_TASK DETAILS_
Restate the full set of records exactly, word for word.

_THE DATA_
..............................
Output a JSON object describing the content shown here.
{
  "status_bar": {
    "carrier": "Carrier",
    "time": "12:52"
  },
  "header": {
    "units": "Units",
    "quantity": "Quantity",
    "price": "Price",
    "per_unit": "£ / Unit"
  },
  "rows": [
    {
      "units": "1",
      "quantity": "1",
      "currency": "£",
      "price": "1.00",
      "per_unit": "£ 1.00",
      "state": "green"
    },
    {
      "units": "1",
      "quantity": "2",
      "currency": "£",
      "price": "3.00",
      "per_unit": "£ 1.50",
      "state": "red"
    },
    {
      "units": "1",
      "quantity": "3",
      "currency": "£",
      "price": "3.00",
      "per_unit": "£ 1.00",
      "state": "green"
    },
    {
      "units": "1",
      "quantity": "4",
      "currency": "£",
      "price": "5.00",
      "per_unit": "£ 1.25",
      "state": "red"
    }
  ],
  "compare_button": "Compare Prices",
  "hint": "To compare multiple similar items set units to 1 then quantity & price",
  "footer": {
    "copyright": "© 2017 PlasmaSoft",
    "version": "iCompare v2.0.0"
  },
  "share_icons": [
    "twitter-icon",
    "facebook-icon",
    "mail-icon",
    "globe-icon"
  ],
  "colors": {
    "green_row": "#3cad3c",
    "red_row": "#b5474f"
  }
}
..............................
_FULL OUTPUT_
Output a JSON object describing the content shown here.
{
  "status_bar": {
    "carrier": "Carrier",
    "time": "12:52"
  },
  "header": {
    "units": "Units",
    "quantity": "Quantity",
    "price": "Price",
    "per_unit": "£ / Unit"
  },
  "rows": [
    {
      "units": "1",
      "quantity": "1",
      "currency": "£",
      "price": "1.00",
      "per_unit": "£ 1.00",
      "state": "green"
    },
    {
      "units": "1",
      "quantity": "2",
      "currency": "£",
      "price": "3.00",
      "per_unit": "£ 1.50",
      "state": "red"
    },
    {
      "units": "1",
      "quantity": "3",
      "currency": "£",
      "price": "3.00",
      "per_unit": "£ 1.00",
      "state": "green"
    },
    {
      "units": "1",
      "quantity": "4",
      "currency": "£",
      "price": "5.00",
      "per_unit": "£ 1.25",
      "state": "red"
    }
  ],
  "compare_button": "Compare Prices",
  "hint": "To compare multiple similar items set units to 1 then quantity & price",
  "footer": {
    "copyright": "© 2017 PlasmaSoft",
    "version": "iCompare v2.0.0"
  },
  "share_icons": [
    "twitter-icon",
    "facebook-icon",
    "mail-icon",
    "globe-icon"
  ],
  "colors": {
    "green_row": "#3cad3c",
    "red_row": "#b5474f"
  }
}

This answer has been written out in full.